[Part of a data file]
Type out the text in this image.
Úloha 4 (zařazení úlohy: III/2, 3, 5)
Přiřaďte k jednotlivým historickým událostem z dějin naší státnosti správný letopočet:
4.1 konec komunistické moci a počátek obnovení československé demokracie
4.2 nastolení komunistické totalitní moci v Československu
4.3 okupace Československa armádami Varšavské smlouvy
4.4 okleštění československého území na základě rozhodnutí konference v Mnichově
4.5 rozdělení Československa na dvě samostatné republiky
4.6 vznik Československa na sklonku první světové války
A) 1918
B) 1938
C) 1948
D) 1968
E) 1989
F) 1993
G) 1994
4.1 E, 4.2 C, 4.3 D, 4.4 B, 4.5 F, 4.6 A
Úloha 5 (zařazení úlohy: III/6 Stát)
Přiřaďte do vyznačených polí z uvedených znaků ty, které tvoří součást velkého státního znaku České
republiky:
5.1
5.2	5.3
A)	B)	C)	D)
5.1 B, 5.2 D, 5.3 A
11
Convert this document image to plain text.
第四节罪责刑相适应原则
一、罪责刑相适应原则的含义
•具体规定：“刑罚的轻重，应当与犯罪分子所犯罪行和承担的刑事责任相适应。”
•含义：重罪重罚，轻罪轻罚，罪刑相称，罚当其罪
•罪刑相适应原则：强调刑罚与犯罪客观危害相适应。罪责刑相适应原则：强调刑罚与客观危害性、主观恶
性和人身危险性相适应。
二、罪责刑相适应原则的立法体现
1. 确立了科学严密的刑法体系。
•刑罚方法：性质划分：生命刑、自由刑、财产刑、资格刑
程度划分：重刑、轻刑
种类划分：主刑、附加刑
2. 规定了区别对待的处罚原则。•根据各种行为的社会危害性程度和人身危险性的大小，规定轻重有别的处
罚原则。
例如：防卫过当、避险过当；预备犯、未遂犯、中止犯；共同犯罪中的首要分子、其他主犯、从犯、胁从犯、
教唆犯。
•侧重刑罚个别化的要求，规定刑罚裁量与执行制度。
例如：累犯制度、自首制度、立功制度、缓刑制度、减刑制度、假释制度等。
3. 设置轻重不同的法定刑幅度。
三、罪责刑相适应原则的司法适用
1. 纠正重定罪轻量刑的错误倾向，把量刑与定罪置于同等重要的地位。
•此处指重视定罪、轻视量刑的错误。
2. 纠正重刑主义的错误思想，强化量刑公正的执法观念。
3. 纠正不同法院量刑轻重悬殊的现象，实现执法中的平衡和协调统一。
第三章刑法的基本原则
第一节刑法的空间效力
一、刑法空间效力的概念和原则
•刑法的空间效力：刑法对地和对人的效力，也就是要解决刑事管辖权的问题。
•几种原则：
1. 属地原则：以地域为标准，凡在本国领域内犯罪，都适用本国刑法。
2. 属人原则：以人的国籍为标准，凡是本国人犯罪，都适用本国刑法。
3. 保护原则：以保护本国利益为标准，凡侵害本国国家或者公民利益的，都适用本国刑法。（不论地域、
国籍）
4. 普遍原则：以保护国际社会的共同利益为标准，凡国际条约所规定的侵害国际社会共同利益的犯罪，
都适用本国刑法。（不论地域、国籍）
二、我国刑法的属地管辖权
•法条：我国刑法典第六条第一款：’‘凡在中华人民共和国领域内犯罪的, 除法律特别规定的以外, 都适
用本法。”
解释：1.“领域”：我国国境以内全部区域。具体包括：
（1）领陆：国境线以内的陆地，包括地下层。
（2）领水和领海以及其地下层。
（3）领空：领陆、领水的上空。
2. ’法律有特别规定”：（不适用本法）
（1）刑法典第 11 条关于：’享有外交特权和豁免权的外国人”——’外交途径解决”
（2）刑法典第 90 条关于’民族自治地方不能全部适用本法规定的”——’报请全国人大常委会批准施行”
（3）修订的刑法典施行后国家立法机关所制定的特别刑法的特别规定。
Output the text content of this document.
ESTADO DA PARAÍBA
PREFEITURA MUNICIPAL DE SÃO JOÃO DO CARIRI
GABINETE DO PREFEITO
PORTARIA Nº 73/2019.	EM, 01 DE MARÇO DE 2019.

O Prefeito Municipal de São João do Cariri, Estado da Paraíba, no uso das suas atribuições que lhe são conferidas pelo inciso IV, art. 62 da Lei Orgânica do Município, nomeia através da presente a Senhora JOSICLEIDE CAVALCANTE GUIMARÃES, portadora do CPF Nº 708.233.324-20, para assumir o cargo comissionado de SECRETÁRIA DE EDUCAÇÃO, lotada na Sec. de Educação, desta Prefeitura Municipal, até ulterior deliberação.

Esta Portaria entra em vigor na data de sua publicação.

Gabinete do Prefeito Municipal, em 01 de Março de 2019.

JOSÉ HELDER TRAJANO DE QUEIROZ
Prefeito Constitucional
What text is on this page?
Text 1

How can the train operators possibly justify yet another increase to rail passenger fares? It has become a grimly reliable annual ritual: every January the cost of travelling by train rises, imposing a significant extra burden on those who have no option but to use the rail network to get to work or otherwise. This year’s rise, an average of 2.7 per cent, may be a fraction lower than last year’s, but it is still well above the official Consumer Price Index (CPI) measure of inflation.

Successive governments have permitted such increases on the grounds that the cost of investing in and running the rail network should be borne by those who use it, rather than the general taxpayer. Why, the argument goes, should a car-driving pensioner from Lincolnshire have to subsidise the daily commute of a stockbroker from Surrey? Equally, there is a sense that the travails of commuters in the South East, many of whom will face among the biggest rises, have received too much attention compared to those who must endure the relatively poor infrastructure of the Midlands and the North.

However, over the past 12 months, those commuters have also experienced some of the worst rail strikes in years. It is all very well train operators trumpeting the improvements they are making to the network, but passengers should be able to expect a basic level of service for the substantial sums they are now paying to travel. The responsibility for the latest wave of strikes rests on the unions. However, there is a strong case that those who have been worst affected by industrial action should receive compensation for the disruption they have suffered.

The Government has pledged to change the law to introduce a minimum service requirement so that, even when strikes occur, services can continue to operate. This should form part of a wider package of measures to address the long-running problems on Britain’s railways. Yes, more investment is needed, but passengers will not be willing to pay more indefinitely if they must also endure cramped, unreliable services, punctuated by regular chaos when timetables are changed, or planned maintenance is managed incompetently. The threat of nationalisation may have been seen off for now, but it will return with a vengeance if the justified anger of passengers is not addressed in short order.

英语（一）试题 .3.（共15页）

[Work to complete]:
Exact output of every entry is required.

[Worked answer]:
Type out the text in this image.
Úloha 4 (zařazení úlohy: III/2, 3, 5)
Přiřaďte k jednotlivým historickým událostem z dějin naší státnosti správný letopočet:
4.1 konec komunistické moci a počátek obnovení československé demokracie
4.2 nastolení komunistické totalitní moci v Československu
4.3 okupace Československa armádami Varšavské smlouvy
4.4 okleštění československého území na základě rozhodnutí konference v Mnichově
4.5 rozdělení Československa na dvě samostatné republiky
4.6 vznik Československa na sklonku první světové války
A) 1918
B) 1938
C) 1948
D) 1968
E) 1989
F) 1993
G) 1994
4.1 E, 4.2 C, 4.3 D, 4.4 B, 4.5 F, 4.6 A
Úloha 5 (zařazení úlohy: III/6 Stát)
Přiřaďte do vyznačených polí z uvedených znaků ty, které tvoří součást velkého státního znaku České
republiky:
5.1
5.2	5.3
A)	B)	C)	D)
5.1 B, 5.2 D, 5.3 A
11
Convert this document image to plain text.
第四节罪责刑相适应原则
一、罪责刑相适应原则的含义
•具体规定：“刑罚的轻重，应当与犯罪分子所犯罪行和承担的刑事责任相适应。”
•含义：重罪重罚，轻罪轻罚，罪刑相称，罚当其罪
•罪刑相适应原则：强调刑罚与犯罪客观危害相适应。罪责刑相适应原则：强调刑罚与客观危害性、主观恶
性和人身危险性相适应。
二、罪责刑相适应原则的立法体现
1. 确立了科学严密的刑法体系。
•刑罚方法：性质划分：生命刑、自由刑、财产刑、资格刑
程度划分：重刑、轻刑
种类划分：主刑、附加刑
2. 规定了区别对待的处罚原则。•根据各种行为的社会危害性程度和人身危险性的大小，规定轻重有别的处
罚原则。
例如：防卫过当、避险过当；预备犯、未遂犯、中止犯；共同犯罪中的首要分子、其他主犯、从犯、胁从犯、
教唆犯。
•侧重刑罚个别化的要求，规定刑罚裁量与执行制度。
例如：累犯制度、自首制度、立功制度、缓刑制度、减刑制度、假释制度等。
3. 设置轻重不同的法定刑幅度。
三、罪责刑相适应原则的司法适用
1. 纠正重定罪轻量刑的错误倾向，把量刑与定罪置于同等重要的地位。
•此处指重视定罪、轻视量刑的错误。
2. 纠正重刑主义的错误思想，强化量刑公正的执法观念。
3. 纠正不同法院量刑轻重悬殊的现象，实现执法中的平衡和协调统一。
第三章刑法的基本原则
第一节刑法的空间效力
一、刑法空间效力的概念和原则
•刑法的空间效力：刑法对地和对人的效力，也就是要解决刑事管辖权的问题。
•几种原则：
1. 属地原则：以地域为标准，凡在本国领域内犯罪，都适用本国刑法。
2. 属人原则：以人的国籍为标准，凡是本国人犯罪，都适用本国刑法。
3. 保护原则：以保护本国利益为标准，凡侵害本国国家或者公民利益的，都适用本国刑法。（不论地域、
国籍）
4. 普遍原则：以保护国际社会的共同利益为标准，凡国际条约所规定的侵害国际社会共同利益的犯罪，
都适用本国刑法。（不论地域、国籍）
二、我国刑法的属地管辖权
•法条：我国刑法典第六条第一款：’‘凡在中华人民共和国领域内犯罪的, 除法律特别规定的以外, 都适
用本法。”
解释：1.“领域”：我国国境以内全部区域。具体包括：
（1）领陆：国境线以内的陆地，包括地下层。
（2）领水和领海以及其地下层。
（3）领空：领陆、领水的上空。
2. ’法律有特别规定”：（不适用本法）
（1）刑法典第 11 条关于：’享有外交特权和豁免权的外国人”——’外交途径解决”
（2）刑法典第 90 条关于’民族自治地方不能全部适用本法规定的”——’报请全国人大常委会批准施行”
（3）修订的刑法典施行后国家立法机关所制定的特别刑法的特别规定。
Output the text content of this document.
ESTADO DA PARAÍBA
PREFEITURA MUNICIPAL DE SÃO JOÃO DO CARIRI
GABINETE DO PREFEITO
PORTARIA Nº 73/2019.	EM, 01 DE MARÇO DE 2019.

O Prefeito Municipal de São João do Cariri, Estado da Paraíba, no uso das suas atribuições que lhe são conferidas pelo inciso IV, art. 62 da Lei Orgânica do Município, nomeia através da presente a Senhora JOSICLEIDE CAVALCANTE GUIMARÃES, portadora do CPF Nº 708.233.324-20, para assumir o cargo comissionado de SECRETÁRIA DE EDUCAÇÃO, lotada na Sec. de Educação, desta Prefeitura Municipal, até ulterior deliberação.

Esta Portaria entra em vigor na data de sua publicação.

Gabinete do Prefeito Municipal, em 01 de Março de 2019.

JOSÉ HELDER TRAJANO DE QUEIROZ
Prefeito Constitucional
What text is on this page?
Text 1

How can the train operators possibly justify yet another increase to rail passenger fares? It has become a grimly reliable annual ritual: every January the cost of travelling by train rises, imposing a significant extra burden on those who have no option but to use the rail network to get to work or otherwise. This year’s rise, an average of 2.7 per cent, may be a fraction lower than last year’s, but it is still well above the official Consumer Price Index (CPI) measure of inflation.

Successive governments have permitted such increases on the grounds that the cost of investing in and running the rail network should be borne by those who use it, rather than the general taxpayer. Why, the argument goes, should a car-driving pensioner from Lincolnshire have to subsidise the daily commute of a stockbroker from Surrey? Equally, there is a sense that the travails of commuters in the South East, many of whom will face among the biggest rises, have received too much attention compared to those who must endure the relatively poor infrastructure of the Midlands and the North.

However, over the past 12 months, those commuters have also experienced some of the worst rail strikes in years. It is all very well train operators trumpeting the improvements they are making to the network, but passengers should be able to expect a basic level of service for the substantial sums they are now paying to travel. The responsibility for the latest wave of strikes rests on the unions. However, there is a strong case that those who have been worst affected by industrial action should receive compensation for the disruption they have suffered.

The Government has pledged to change the law to introduce a minimum service requirement so that, even when strikes occur, services can continue to operate. This should form part of a wider package of measures to address the long-running problems on Britain’s railways. Yes, more investment is needed, but passengers will not be willing to pay more indefinitely if they must also endure cramped, unreliable services, punctuated by regular chaos when timetables are changed, or planned maintenance is managed incompetently. The threat of nationalisation may have been seen off for now, but it will return with a vengeance if the justified anger of passengers is not addressed in short order.

英语（一）试题 .3.（共15页）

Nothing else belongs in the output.